◆ **Records from a collection**
___
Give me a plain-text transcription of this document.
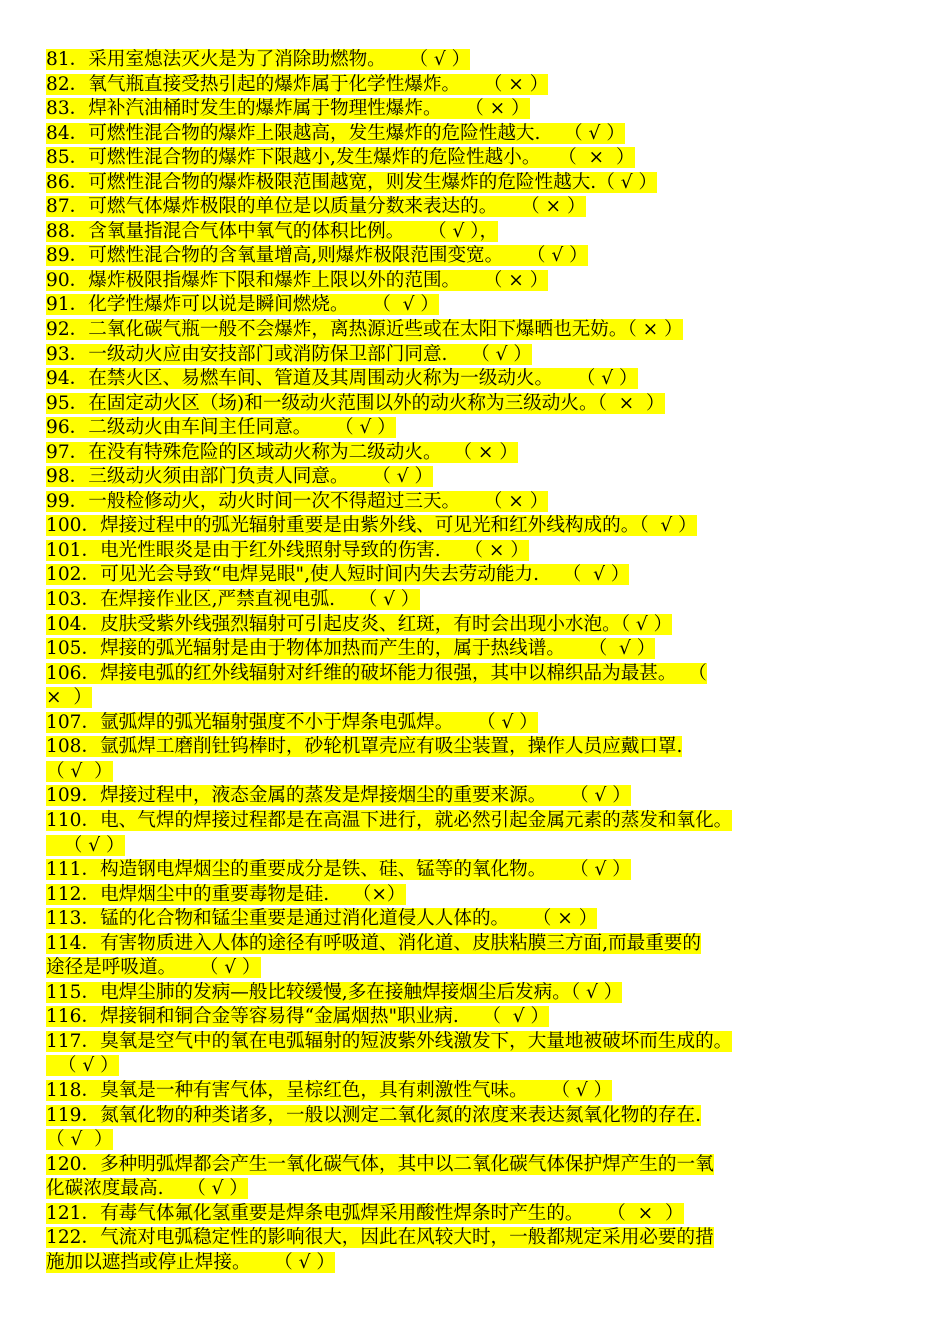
81．采用室熄法灭火是为了消除助燃物。    （ √ ）
82．氧气瓶直接受热引起的爆炸属于化学性爆炸。    （ × ）
83．焊补汽油桶时发生的爆炸属于物理性爆炸。    （ × ）
84．可燃性混合物的爆炸上限越高，发生爆炸的危险性越大.    （ √ ）
85．可燃性混合物的爆炸下限越小,发生爆炸的危险性越小。   （  ×  ）
86．可燃性混合物的爆炸极限范围越宽，则发生爆炸的危险性越大.（ √ ）
87．可燃气体爆炸极限的单位是以质量分数来表达的。    （ × ）
88．含氧量指混合气体中氧气的体积比例。    （ √ ），
89．可燃性混合物的含氧量增高,则爆炸极限范围变宽。    （ √ ）
90．爆炸极限指爆炸下限和爆炸上限以外的范围。    （ × ）
91．化学性爆炸可以说是瞬间燃烧。    （  √ ）
92．二氧化碳气瓶一般不会爆炸，离热源近些或在太阳下爆晒也无妨。（ × ）
93．一级动火应由安技部门或消防保卫部门同意.    （ √ ）
94．在禁火区、易燃车间、管道及其周围动火称为一级动火。    （ √ ）
95．在固定动火区（场)和一级动火范围以外的动火称为三级动火。（  ×  ）
96．二级动火由车间主任同意。    （ √ ）
97．在没有特殊危险的区域动火称为二级动火。  （ × ）
98．三级动火须由部门负责人同意。    （ √ ）
99．一般检修动火，动火时间一次不得超过三天。    （ × ）
100．焊接过程中的弧光辐射重要是由紫外线、可见光和红外线构成的。（  √ ）
101．电光性眼炎是由于红外线照射导致的伤害.    （ × ）
102．可见光会导致“电焊晃眼",使人短时间内失去劳动能力.    （  √ ）
103．在焊接作业区,严禁直视电弧.    （ √ ）
104．皮肤受紫外线强烈辐射可引起皮炎、红斑，有时会出现小水泡。（ √ ）
105．焊接的弧光辐射是由于物体加热而产生的，属于热线谱。    （  √ ）
106．焊接电弧的红外线辐射对纤维的破坏能力很强，其中以棉织品为最甚。  （
×  ）
107．氩弧焊的弧光辐射强度不小于焊条电弧焊。    （ √ ）
108．氩弧焊工磨削钍钨棒时，砂轮机罩壳应有吸尘装置，操作人员应戴口罩.
（ √  ）
109．焊接过程中，液态金属的蒸发是焊接烟尘的重要来源。    （ √ ）
110．电、气焊的焊接过程都是在高温下进行，就必然引起金属元素的蒸发和氧化。
（ √ ）
111．构造钢电焊烟尘的重要成分是铁、硅、锰等的氧化物。    （ √ ）
112．电焊烟尘中的重要毒物是硅.    （×）
113．锰的化合物和锰尘重要是通过消化道侵人人体的。    （ × ）
114．有害物质进入人体的途径有呼吸道、消化道、皮肤粘膜三方面,而最重要的
途径是呼吸道。    （ √ ）
115．电焊尘肺的发病—般比较缓慢,多在接触焊接烟尘后发病。（ √ ）
116．焊接铜和铜合金等容易得“金属烟热"职业病.    （  √ ）
117．臭氧是空气中的氧在电弧辐射的短波紫外线激发下，大量地被破坏而生成的。
（ √ ）
118．臭氧是一种有害气体，呈棕红色，具有刺激性气味。    （ √ ）
119．氮氧化物的种类诸多，一般以测定二氧化氮的浓度来表达氮氧化物的存在.
（ √  ）
120．多种明弧焊都会产生一氧化碳气体，其中以二氧化碳气体保护焊产生的一氧
化碳浓度最高.    （ √ ）
121．有毒气体氟化氢重要是焊条电弧焊采用酸性焊条时产生的。    （  ×  ）
122．气流对电弧稳定性的影响很大，因此在风较大时，一般都规定采用必要的措
施加以遮挡或停止焊接。    （ √ ）
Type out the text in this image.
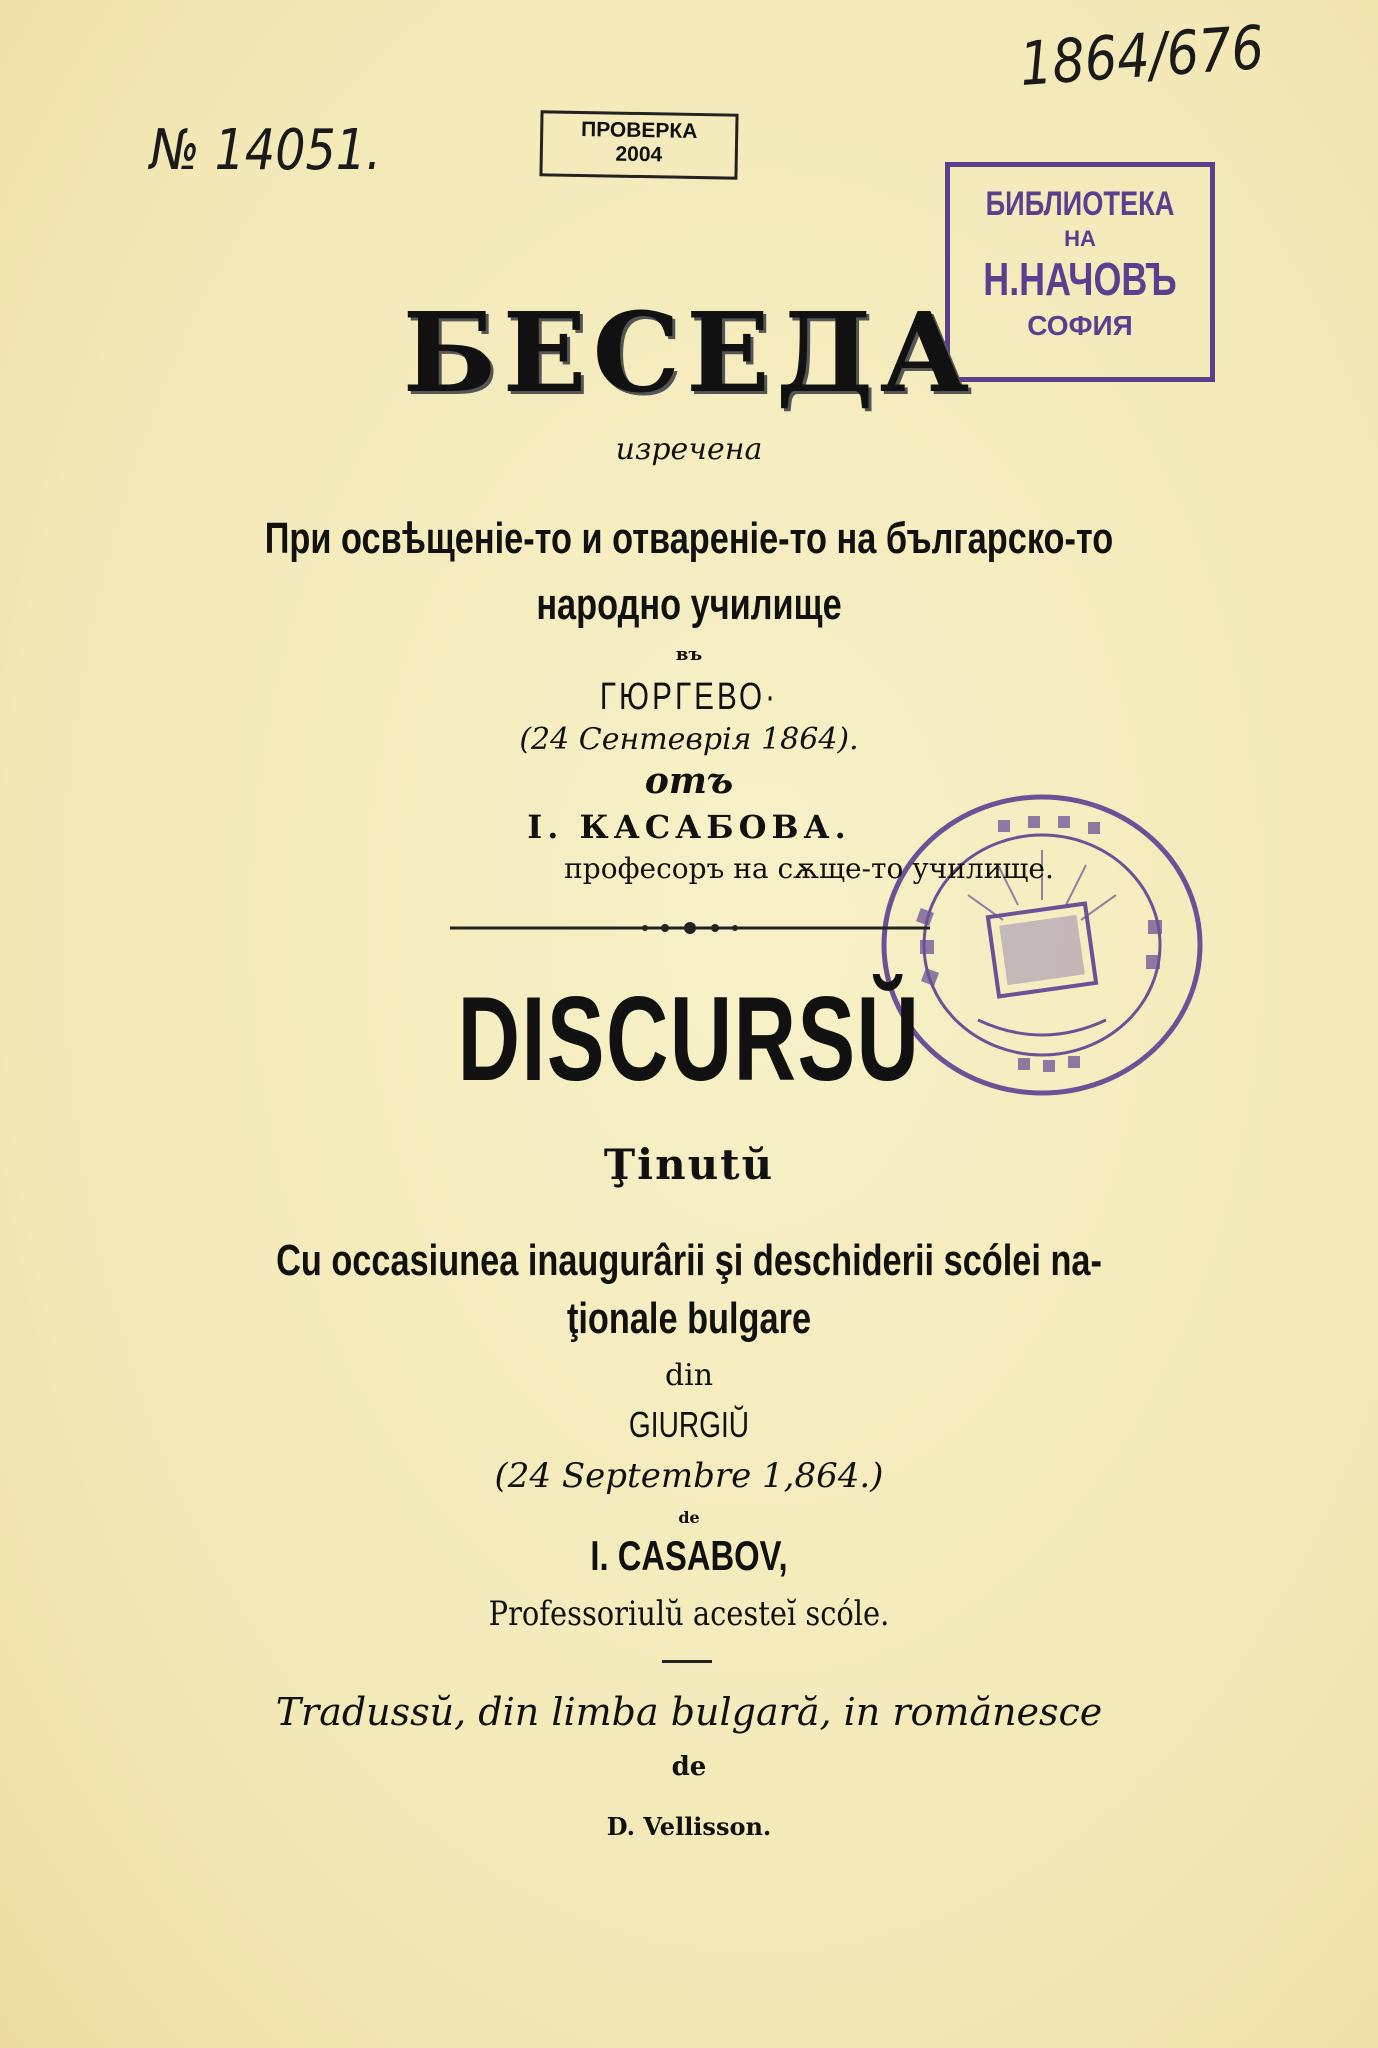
№ 14051.
1864/676
ПРОВЕРКА
2004
БИБЛИОТЕКА
НА
Н.НАЧОВЪ
СОФИЯ
БЕСЕДА
изречена
При освѣщеніе-то и отвареніе-то на българско-то
народно училище
въ
ГЮРГЕВО·
(24 Сентеврія 1864).
отъ
I. КАСАБОВА.
професоръ на сѫще-то училище.
DISCURSŬ
Ţinutŭ
Cu occasiunea inaugurârii şi deschiderii scólei na-
ţionale bulgare
din
GIURGIŬ
(24 Septembre 1,864.)
de
I. CASABOV,
Professoriulŭ acesteĭ scóle.
Tradussŭ, din limba bulgară, in romănesce
de
D. Vellisson.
___
◆ **Requirements**
Using the material above, return every line exactly as it appears, minus the pictures.

◆ **Completed task**
Give me a plain-text transcription of this document.
81．采用室熄法灭火是为了消除助燃物。    （ √ ）
82．氧气瓶直接受热引起的爆炸属于化学性爆炸。    （ × ）
83．焊补汽油桶时发生的爆炸属于物理性爆炸。    （ × ）
84．可燃性混合物的爆炸上限越高，发生爆炸的危险性越大.    （ √ ）
85．可燃性混合物的爆炸下限越小,发生爆炸的危险性越小。   （  ×  ）
86．可燃性混合物的爆炸极限范围越宽，则发生爆炸的危险性越大.（ √ ）
87．可燃气体爆炸极限的单位是以质量分数来表达的。    （ × ）
88．含氧量指混合气体中氧气的体积比例。    （ √ ），
89．可燃性混合物的含氧量增高,则爆炸极限范围变宽。    （ √ ）
90．爆炸极限指爆炸下限和爆炸上限以外的范围。    （ × ）
91．化学性爆炸可以说是瞬间燃烧。    （  √ ）
92．二氧化碳气瓶一般不会爆炸，离热源近些或在太阳下爆晒也无妨。（ × ）
93．一级动火应由安技部门或消防保卫部门同意.    （ √ ）
94．在禁火区、易燃车间、管道及其周围动火称为一级动火。    （ √ ）
95．在固定动火区（场)和一级动火范围以外的动火称为三级动火。（  ×  ）
96．二级动火由车间主任同意。    （ √ ）
97．在没有特殊危险的区域动火称为二级动火。  （ × ）
98．三级动火须由部门负责人同意。    （ √ ）
99．一般检修动火，动火时间一次不得超过三天。    （ × ）
100．焊接过程中的弧光辐射重要是由紫外线、可见光和红外线构成的。（  √ ）
101．电光性眼炎是由于红外线照射导致的伤害.    （ × ）
102．可见光会导致“电焊晃眼",使人短时间内失去劳动能力.    （  √ ）
103．在焊接作业区,严禁直视电弧.    （ √ ）
104．皮肤受紫外线强烈辐射可引起皮炎、红斑，有时会出现小水泡。（ √ ）
105．焊接的弧光辐射是由于物体加热而产生的，属于热线谱。    （  √ ）
106．焊接电弧的红外线辐射对纤维的破坏能力很强，其中以棉织品为最甚。  （
×  ）
107．氩弧焊的弧光辐射强度不小于焊条电弧焊。    （ √ ）
108．氩弧焊工磨削钍钨棒时，砂轮机罩壳应有吸尘装置，操作人员应戴口罩.
（ √  ）
109．焊接过程中，液态金属的蒸发是焊接烟尘的重要来源。    （ √ ）
110．电、气焊的焊接过程都是在高温下进行，就必然引起金属元素的蒸发和氧化。
（ √ ）
111．构造钢电焊烟尘的重要成分是铁、硅、锰等的氧化物。    （ √ ）
112．电焊烟尘中的重要毒物是硅.    （×）
113．锰的化合物和锰尘重要是通过消化道侵人人体的。    （ × ）
114．有害物质进入人体的途径有呼吸道、消化道、皮肤粘膜三方面,而最重要的
途径是呼吸道。    （ √ ）
115．电焊尘肺的发病—般比较缓慢,多在接触焊接烟尘后发病。（ √ ）
116．焊接铜和铜合金等容易得“金属烟热"职业病.    （  √ ）
117．臭氧是空气中的氧在电弧辐射的短波紫外线激发下，大量地被破坏而生成的。
（ √ ）
118．臭氧是一种有害气体，呈棕红色，具有刺激性气味。    （ √ ）
119．氮氧化物的种类诸多，一般以测定二氧化氮的浓度来表达氮氧化物的存在.
（ √  ）
120．多种明弧焊都会产生一氧化碳气体，其中以二氧化碳气体保护焊产生的一氧
化碳浓度最高.    （ √ ）
121．有毒气体氟化氢重要是焊条电弧焊采用酸性焊条时产生的。    （  ×  ）
122．气流对电弧稳定性的影响很大，因此在风较大时，一般都规定采用必要的措
施加以遮挡或停止焊接。    （ √ ）
Type out the text in this image.
№ 14051.
1864/676
ПРОВЕРКА
2004
БИБЛИОТЕКА
НА
Н.НАЧОВЪ
СОФИЯ
БЕСЕДА
изречена
При освѣщеніе-то и отвареніе-то на българско-то
народно училище
въ
ГЮРГЕВО·
(24 Сентеврія 1864).
отъ
I. КАСАБОВА.
професоръ на сѫще-то училище.
DISCURSŬ
Ţinutŭ
Cu occasiunea inaugurârii şi deschiderii scólei na-
ţionale bulgare
din
GIURGIŬ
(24 Septembre 1,864.)
de
I. CASABOV,
Professoriulŭ acesteĭ scóle.
Tradussŭ, din limba bulgară, in romănesce
de
D. Vellisson.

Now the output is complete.